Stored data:
--- Start ---
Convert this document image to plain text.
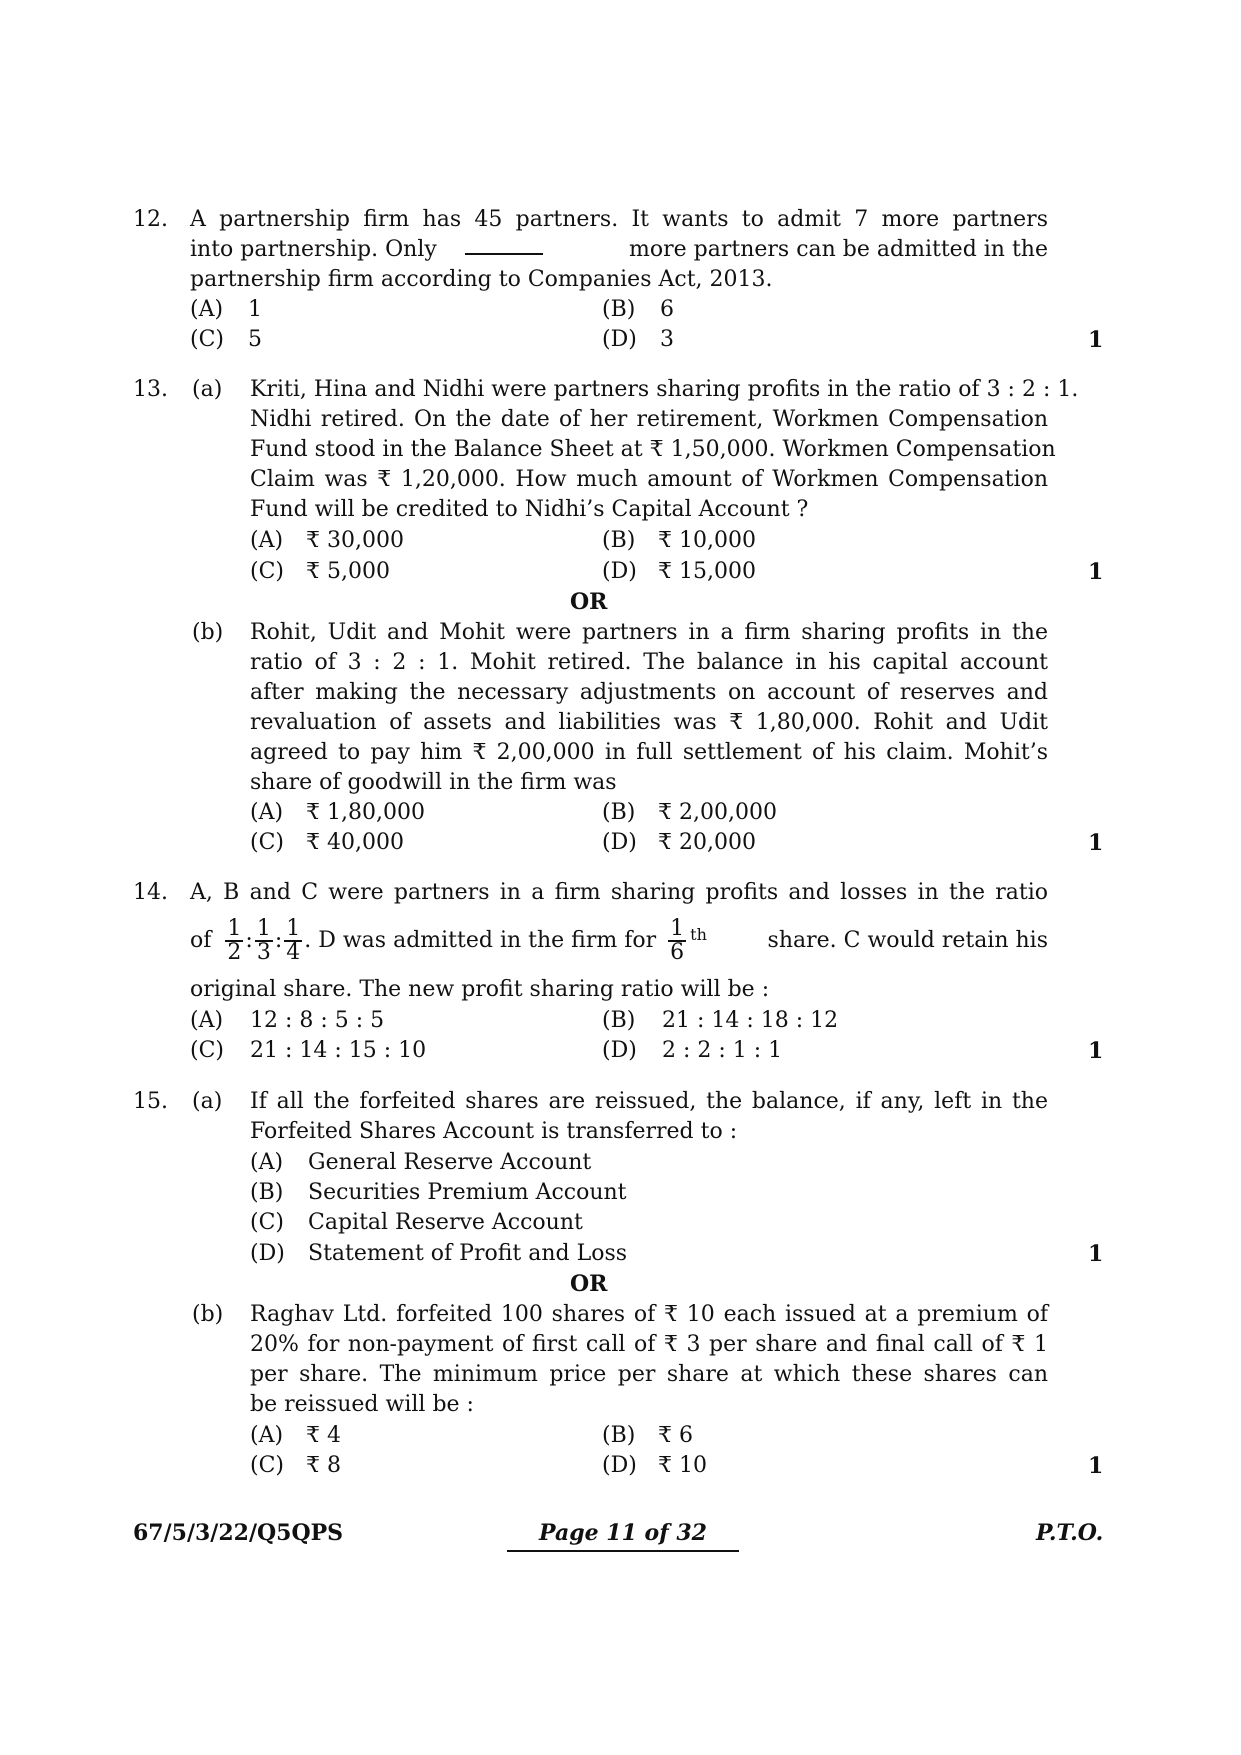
12. A partnership firm has 45 partners. It wants to admit 7 more partners
into partnership. Only	more partners can be admitted in the
partnership firm according to Companies Act, 2013.
(A) 1	(B) 6
(C) 5	(D) 3	1
13. (a) Kriti, Hina and Nidhi were partners sharing profits in the ratio of 3 : 2 : 1.
Nidhi retired. On the date of her retirement, Workmen Compensation
Fund stood in the Balance Sheet at ₹ 1,50,000. Workmen Compensation
Claim was ₹ 1,20,000. How much amount of Workmen Compensation
Fund will be credited to Nidhi’s Capital Account ?
(A) ₹ 30,000	(B) ₹ 10,000
(C) ₹ 5,000	(D) ₹ 15,000	1
OR
(b) Rohit, Udit and Mohit were partners in a firm sharing profits in the
ratio of 3 : 2 : 1. Mohit retired. The balance in his capital account
after making the necessary adjustments on account of reserves and
revaluation of assets and liabilities was ₹ 1,80,000. Rohit and Udit
agreed to pay him ₹ 2,00,000 in full settlement of his claim. Mohit’s
share of goodwill in the firm was
(A) ₹ 1,80,000	(B) ₹ 2,00,000
(C) ₹ 40,000	(D) ₹ 20,000	1
14. A, B and C were partners in a firm sharing profits and losses in the ratio
of $\frac{1}{2}$ : $\frac{1}{3}$ : $\frac{1}{4}$ . D was admitted in the firm for $\frac{1}{6}$ th	share. C would retain his
original share. The new profit sharing ratio will be :
(A) 12 : 8 : 5 : 5	(B) 21 : 14 : 18 : 12
(C) 21 : 14 : 15 : 10	(D) 2 : 2 : 1 : 1	1
15. (a) If all the forfeited shares are reissued, the balance, if any, left in the
Forfeited Shares Account is transferred to :
(A) General Reserve Account
(B) Securities Premium Account
(C) Capital Reserve Account
(D) Statement of Profit and Loss	1
OR
(b) Raghav Ltd. forfeited 100 shares of ₹ 10 each issued at a premium of
20% for non-payment of first call of ₹ 3 per share and final call of ₹ 1
per share. The minimum price per share at which these shares can
be reissued will be :
(A) ₹ 4	(B) ₹ 6
(C) ₹ 8	(D) ₹ 10	1
67/5/3/22/Q5QPS	Page 11 of 32	P.T.O.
--- End ---
PROBLEM TO SOLVE:
Search the data for "Udit". Copy every matching line.

OUTPUT FOR THIS EXERCISE:
(b) Rohit, Udit and Mohit were partners in a firm sharing profits in the
revaluation of assets and liabilities was ₹ 1,80,000. Rohit and Udit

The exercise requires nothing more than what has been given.